Requirement:
Your answer should be only a number: how many lines include the word "this".

----

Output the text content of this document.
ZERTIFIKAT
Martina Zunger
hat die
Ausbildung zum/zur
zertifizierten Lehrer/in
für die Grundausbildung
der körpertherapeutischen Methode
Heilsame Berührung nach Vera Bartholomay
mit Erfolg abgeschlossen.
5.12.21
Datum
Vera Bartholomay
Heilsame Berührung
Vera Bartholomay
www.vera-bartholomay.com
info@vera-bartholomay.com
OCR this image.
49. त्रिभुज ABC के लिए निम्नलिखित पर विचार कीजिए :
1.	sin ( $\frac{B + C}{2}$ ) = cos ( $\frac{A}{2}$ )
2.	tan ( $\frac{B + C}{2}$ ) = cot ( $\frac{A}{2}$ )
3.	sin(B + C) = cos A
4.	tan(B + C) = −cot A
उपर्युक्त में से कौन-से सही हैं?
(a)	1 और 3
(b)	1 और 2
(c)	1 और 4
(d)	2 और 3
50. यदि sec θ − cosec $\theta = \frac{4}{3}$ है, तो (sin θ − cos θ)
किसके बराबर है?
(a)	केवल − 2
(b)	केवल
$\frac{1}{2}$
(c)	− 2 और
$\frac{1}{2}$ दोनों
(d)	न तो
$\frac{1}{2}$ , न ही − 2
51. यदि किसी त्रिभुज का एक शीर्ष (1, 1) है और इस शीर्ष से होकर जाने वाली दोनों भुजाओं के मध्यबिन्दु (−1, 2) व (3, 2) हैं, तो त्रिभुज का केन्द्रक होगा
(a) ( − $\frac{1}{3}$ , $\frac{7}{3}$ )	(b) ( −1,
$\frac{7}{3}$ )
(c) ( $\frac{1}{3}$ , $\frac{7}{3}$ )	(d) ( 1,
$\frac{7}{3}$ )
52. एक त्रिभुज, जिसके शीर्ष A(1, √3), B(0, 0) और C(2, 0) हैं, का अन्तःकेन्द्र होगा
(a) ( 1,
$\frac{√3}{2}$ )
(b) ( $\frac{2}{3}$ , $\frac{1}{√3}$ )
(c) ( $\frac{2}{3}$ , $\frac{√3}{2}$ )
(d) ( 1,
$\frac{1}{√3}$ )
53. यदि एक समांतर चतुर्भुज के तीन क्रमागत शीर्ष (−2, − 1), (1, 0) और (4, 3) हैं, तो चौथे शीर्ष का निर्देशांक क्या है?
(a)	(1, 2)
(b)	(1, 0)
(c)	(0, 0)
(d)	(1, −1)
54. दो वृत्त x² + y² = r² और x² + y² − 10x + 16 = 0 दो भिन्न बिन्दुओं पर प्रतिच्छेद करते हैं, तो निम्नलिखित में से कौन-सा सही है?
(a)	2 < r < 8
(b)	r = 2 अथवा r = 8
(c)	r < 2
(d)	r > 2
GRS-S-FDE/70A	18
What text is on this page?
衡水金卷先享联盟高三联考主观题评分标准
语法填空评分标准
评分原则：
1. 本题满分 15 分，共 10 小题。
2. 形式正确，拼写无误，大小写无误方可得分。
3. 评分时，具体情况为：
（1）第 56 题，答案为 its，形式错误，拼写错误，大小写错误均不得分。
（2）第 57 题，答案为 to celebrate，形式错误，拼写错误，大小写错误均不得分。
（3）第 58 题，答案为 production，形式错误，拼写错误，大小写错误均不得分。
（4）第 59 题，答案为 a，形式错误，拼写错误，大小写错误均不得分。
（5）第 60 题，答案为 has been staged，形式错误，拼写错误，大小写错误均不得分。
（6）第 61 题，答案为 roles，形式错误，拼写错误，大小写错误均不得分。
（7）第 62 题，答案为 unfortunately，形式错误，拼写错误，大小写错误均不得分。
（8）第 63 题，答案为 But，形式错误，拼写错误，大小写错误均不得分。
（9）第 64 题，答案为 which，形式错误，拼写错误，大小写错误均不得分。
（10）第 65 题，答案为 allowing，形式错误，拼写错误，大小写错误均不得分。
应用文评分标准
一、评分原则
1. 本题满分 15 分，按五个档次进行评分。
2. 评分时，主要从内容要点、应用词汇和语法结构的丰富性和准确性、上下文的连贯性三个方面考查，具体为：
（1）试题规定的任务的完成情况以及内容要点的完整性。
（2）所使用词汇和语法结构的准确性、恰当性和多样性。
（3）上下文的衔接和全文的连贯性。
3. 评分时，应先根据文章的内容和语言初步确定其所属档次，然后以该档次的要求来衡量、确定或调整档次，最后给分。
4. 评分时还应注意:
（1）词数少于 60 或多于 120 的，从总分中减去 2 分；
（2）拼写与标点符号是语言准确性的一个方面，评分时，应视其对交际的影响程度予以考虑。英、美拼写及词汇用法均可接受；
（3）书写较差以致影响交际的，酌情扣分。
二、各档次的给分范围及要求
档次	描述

----

The solution:
3